What you need to do: Write out the records word for word, with no pictures.

Provided data:
□ □ □ □
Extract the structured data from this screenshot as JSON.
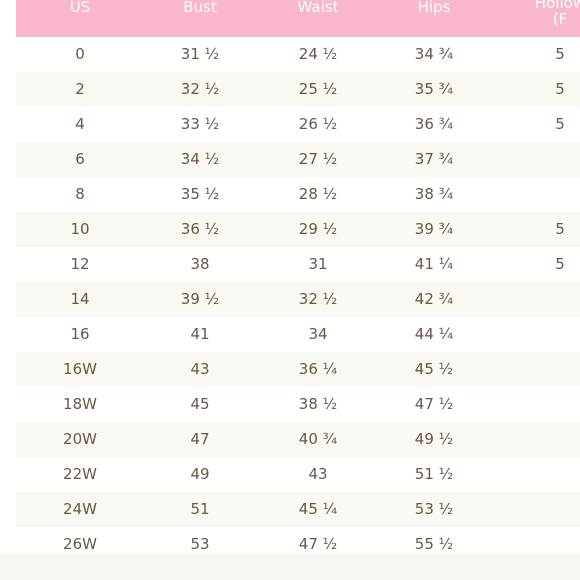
{
  "table": {
    "header": [
      "US",
      "Bust",
      "Waist",
      "Hips",
      [
        "Hollow",
        "(F"
      ]
    ],
    "rows": [
      [
        "0",
        "31 ½",
        "24 ½",
        "34 ¾",
        "5"
      ],
      [
        "2",
        "32 ½",
        "25 ½",
        "35 ¾",
        "5"
      ],
      [
        "4",
        "33 ½",
        "26 ½",
        "36 ¾",
        "5"
      ],
      [
        "6",
        "34 ½",
        "27 ½",
        "37 ¾"
      ],
      [
        "8",
        "35 ½",
        "28 ½",
        "38 ¾"
      ],
      [
        "10",
        "36 ½",
        "29 ½",
        "39 ¾",
        "5"
      ],
      [
        "12",
        "38",
        "31",
        "41 ¼",
        "5"
      ],
      [
        "14",
        "39 ½",
        "32 ½",
        "42 ¾"
      ],
      [
        "16",
        "41",
        "34",
        "44 ¼"
      ],
      [
        "16W",
        "43",
        "36 ¼",
        "45 ½"
      ],
      [
        "18W",
        "45",
        "38 ½",
        "47 ½"
      ],
      [
        "20W",
        "47",
        "40 ¾",
        "49 ½"
      ],
      [
        "22W",
        "49",
        "43",
        "51 ½"
      ],
      [
        "24W",
        "51",
        "45 ¼",
        "53 ½"
      ],
      [
        "26W",
        "53",
        "47 ½",
        "55 ½"
      ]
    ]
  }
}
□ □ □ □
The result:
Extract the structured data from this screenshot as JSON.
{
  "table": {
    "header": [
      "US",
      "Bust",
      "Waist",
      "Hips",
      [
        "Hollow",
        "(F"
      ]
    ],
    "rows": [
      [
        "0",
        "31 ½",
        "24 ½",
        "34 ¾",
        "5"
      ],
      [
        "2",
        "32 ½",
        "25 ½",
        "35 ¾",
        "5"
      ],
      [
        "4",
        "33 ½",
        "26 ½",
        "36 ¾",
        "5"
      ],
      [
        "6",
        "34 ½",
        "27 ½",
        "37 ¾"
      ],
      [
        "8",
        "35 ½",
        "28 ½",
        "38 ¾"
      ],
      [
        "10",
        "36 ½",
        "29 ½",
        "39 ¾",
        "5"
      ],
      [
        "12",
        "38",
        "31",
        "41 ¼",
        "5"
      ],
      [
        "14",
        "39 ½",
        "32 ½",
        "42 ¾"
      ],
      [
        "16",
        "41",
        "34",
        "44 ¼"
      ],
      [
        "16W",
        "43",
        "36 ¼",
        "45 ½"
      ],
      [
        "18W",
        "45",
        "38 ½",
        "47 ½"
      ],
      [
        "20W",
        "47",
        "40 ¾",
        "49 ½"
      ],
      [
        "22W",
        "49",
        "43",
        "51 ½"
      ],
      [
        "24W",
        "51",
        "45 ¼",
        "53 ½"
      ],
      [
        "26W",
        "53",
        "47 ½",
        "55 ½"
      ]
    ]
  }
}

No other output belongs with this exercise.